╔══

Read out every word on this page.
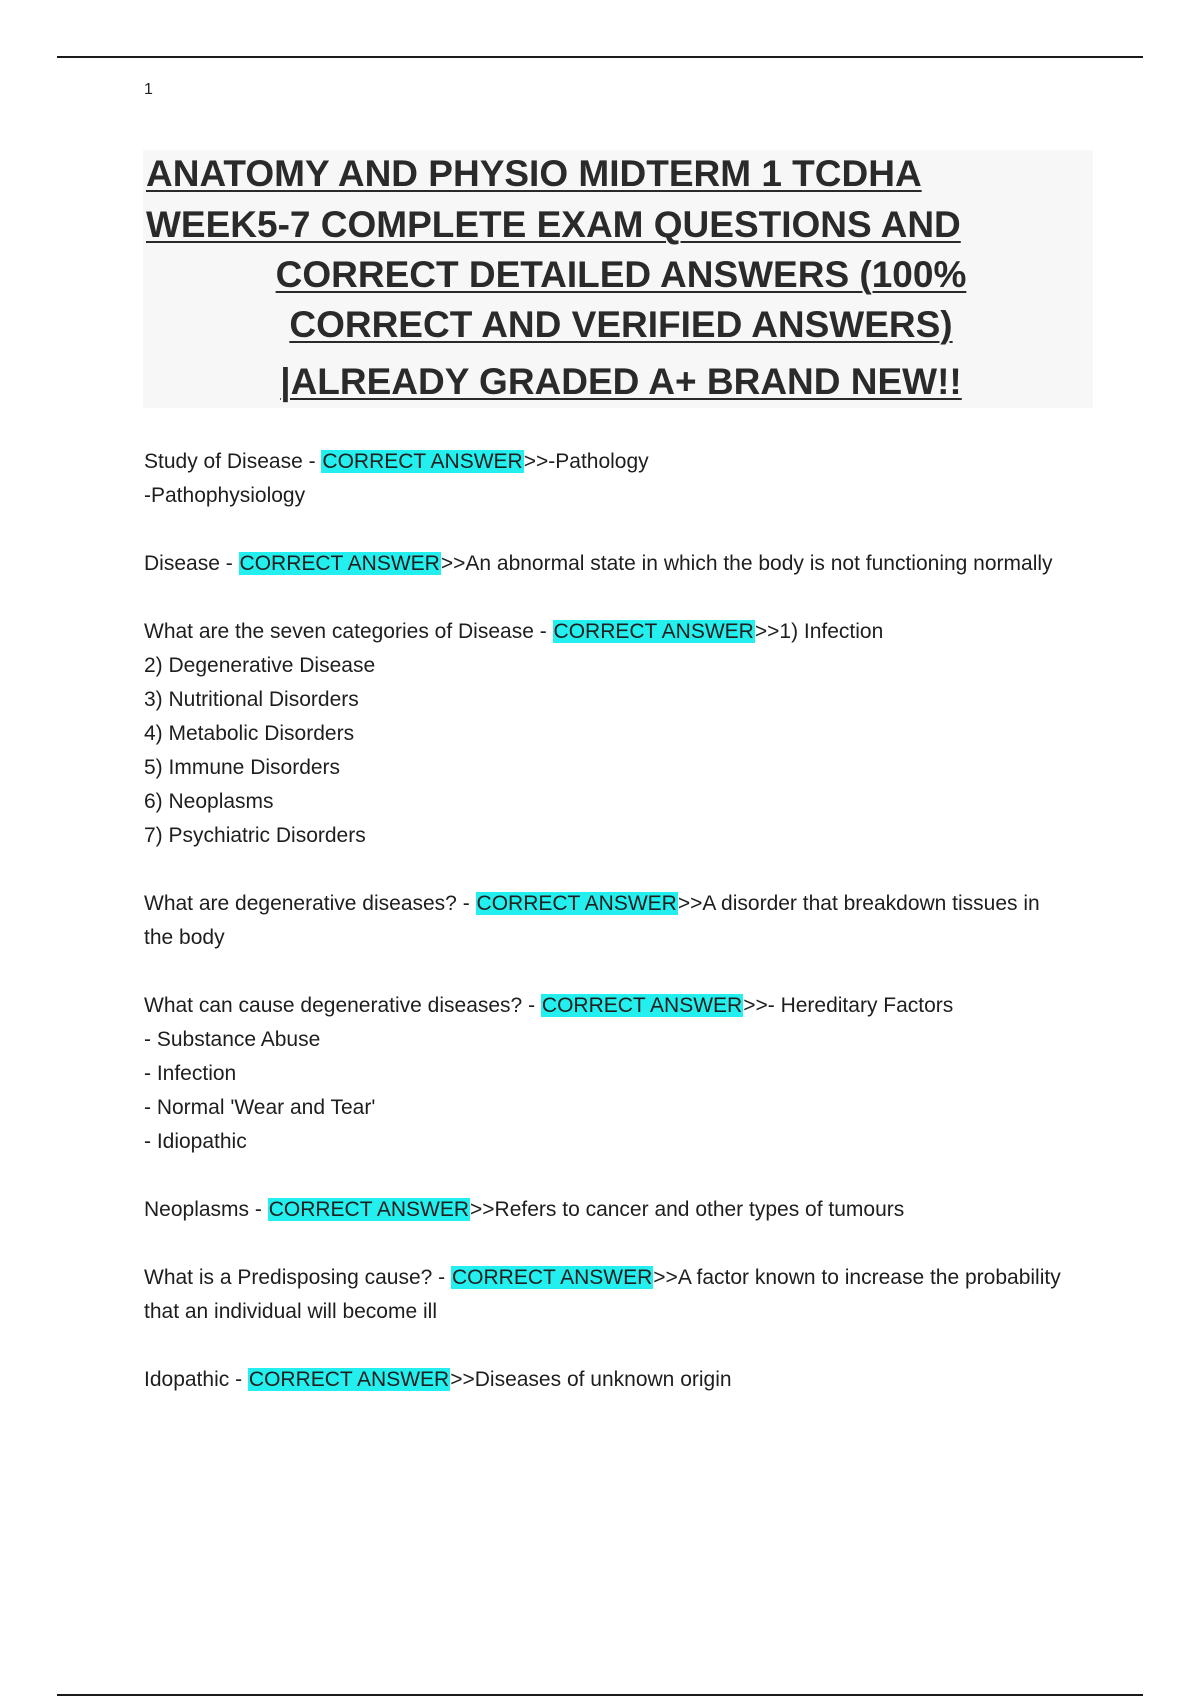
1
ANATOMY AND PHYSIO MIDTERM 1 TCDHA
WEEK5-7 COMPLETE EXAM QUESTIONS AND
CORRECT DETAILED ANSWERS (100%
CORRECT AND VERIFIED ANSWERS)
|ALREADY GRADED A+ BRAND NEW!!

Study of Disease - CORRECT ANSWER>>-Pathology

-Pathophysiology

Disease - CORRECT ANSWER>>An abnormal state in which the body is not functioning normally

What are the seven categories of Disease - CORRECT ANSWER>>1) Infection

2) Degenerative Disease

3) Nutritional Disorders

4) Metabolic Disorders

5) Immune Disorders

6) Neoplasms

7) Psychiatric Disorders

What are degenerative diseases? - CORRECT ANSWER>>A disorder that breakdown tissues in

the body

What can cause degenerative diseases? - CORRECT ANSWER>>- Hereditary Factors

- Substance Abuse

- Infection

- Normal 'Wear and Tear'

- Idiopathic

Neoplasms - CORRECT ANSWER>>Refers to cancer and other types of tumours

What is a Predisposing cause? - CORRECT ANSWER>>A factor known to increase the probability

that an individual will become ill

Idopathic - CORRECT ANSWER>>Diseases of unknown origin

╚══

## Written problem:
Set the data above down again exactly as given, with no pictures.

## Finished exercise:
Read out every word on this page.
1
ANATOMY AND PHYSIO MIDTERM 1 TCDHA
WEEK5-7 COMPLETE EXAM QUESTIONS AND
CORRECT DETAILED ANSWERS (100%
CORRECT AND VERIFIED ANSWERS)
|ALREADY GRADED A+ BRAND NEW!!

Study of Disease - CORRECT ANSWER>>-Pathology

-Pathophysiology

Disease - CORRECT ANSWER>>An abnormal state in which the body is not functioning normally

What are the seven categories of Disease - CORRECT ANSWER>>1) Infection

2) Degenerative Disease

3) Nutritional Disorders

4) Metabolic Disorders

5) Immune Disorders

6) Neoplasms

7) Psychiatric Disorders

What are degenerative diseases? - CORRECT ANSWER>>A disorder that breakdown tissues in

the body

What can cause degenerative diseases? - CORRECT ANSWER>>- Hereditary Factors

- Substance Abuse

- Infection

- Normal 'Wear and Tear'

- Idiopathic

Neoplasms - CORRECT ANSWER>>Refers to cancer and other types of tumours

What is a Predisposing cause? - CORRECT ANSWER>>A factor known to increase the probability

that an individual will become ill

Idopathic - CORRECT ANSWER>>Diseases of unknown origin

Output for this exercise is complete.